[Goal]:
Quote every line as written. Omit pictures.
##############################
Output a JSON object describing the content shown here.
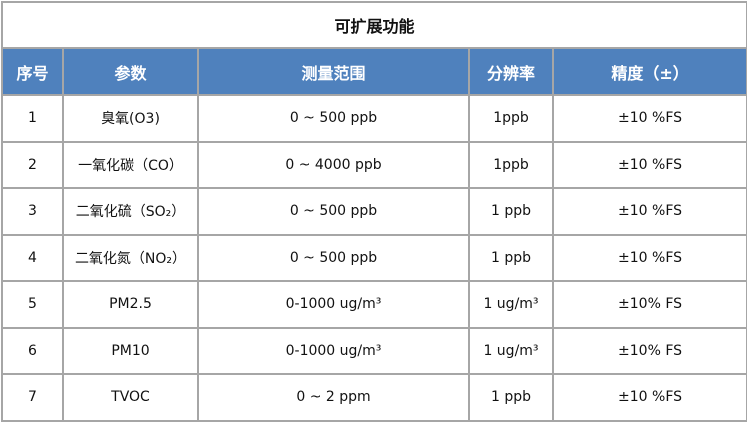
{
  "title": "可扩展功能",
  "header_bg": "#4f81bd",
  "columns": [
    "序号",
    "参数",
    "测量范围",
    "分辨率",
    "精度（±）"
  ],
  "rows": [
    {
      "no": "1",
      "param": "臭氧(O3)",
      "range": "0 ~ 500 ppb",
      "resolution": "1ppb",
      "accuracy": "±10 %FS"
    },
    {
      "no": "2",
      "param": "一氧化碳（CO）",
      "range": "0 ~ 4000 ppb",
      "resolution": "1ppb",
      "accuracy": "±10 %FS"
    },
    {
      "no": "3",
      "param": "二氧化硫（SO₂）",
      "range": "0 ~ 500 ppb",
      "resolution": "1 ppb",
      "accuracy": "±10 %FS"
    },
    {
      "no": "4",
      "param": "二氧化氮（NO₂）",
      "range": "0 ~ 500 ppb",
      "resolution": "1 ppb",
      "accuracy": "±10 %FS"
    },
    {
      "no": "5",
      "param": "PM2.5",
      "range": "0-1000 ug/m³",
      "resolution": "1 ug/m³",
      "accuracy": "±10% FS"
    },
    {
      "no": "6",
      "param": "PM10",
      "range": "0-1000 ug/m³",
      "resolution": "1 ug/m³",
      "accuracy": "±10% FS"
    },
    {
      "no": "7",
      "param": "TVOC",
      "range": "0 ~ 2 ppm",
      "resolution": "1 ppb",
      "accuracy": "±10 %FS"
    }
  ]
}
##############################
[Exercise answer]:
Output a JSON object describing the content shown here.
{
  "title": "可扩展功能",
  "header_bg": "#4f81bd",
  "columns": [
    "序号",
    "参数",
    "测量范围",
    "分辨率",
    "精度（±）"
  ],
  "rows": [
    {
      "no": "1",
      "param": "臭氧(O3)",
      "range": "0 ~ 500 ppb",
      "resolution": "1ppb",
      "accuracy": "±10 %FS"
    },
    {
      "no": "2",
      "param": "一氧化碳（CO）",
      "range": "0 ~ 4000 ppb",
      "resolution": "1ppb",
      "accuracy": "±10 %FS"
    },
    {
      "no": "3",
      "param": "二氧化硫（SO₂）",
      "range": "0 ~ 500 ppb",
      "resolution": "1 ppb",
      "accuracy": "±10 %FS"
    },
    {
      "no": "4",
      "param": "二氧化氮（NO₂）",
      "range": "0 ~ 500 ppb",
      "resolution": "1 ppb",
      "accuracy": "±10 %FS"
    },
    {
      "no": "5",
      "param": "PM2.5",
      "range": "0-1000 ug/m³",
      "resolution": "1 ug/m³",
      "accuracy": "±10% FS"
    },
    {
      "no": "6",
      "param": "PM10",
      "range": "0-1000 ug/m³",
      "resolution": "1 ug/m³",
      "accuracy": "±10% FS"
    },
    {
      "no": "7",
      "param": "TVOC",
      "range": "0 ~ 2 ppm",
      "resolution": "1 ppb",
      "accuracy": "±10 %FS"
    }
  ]
}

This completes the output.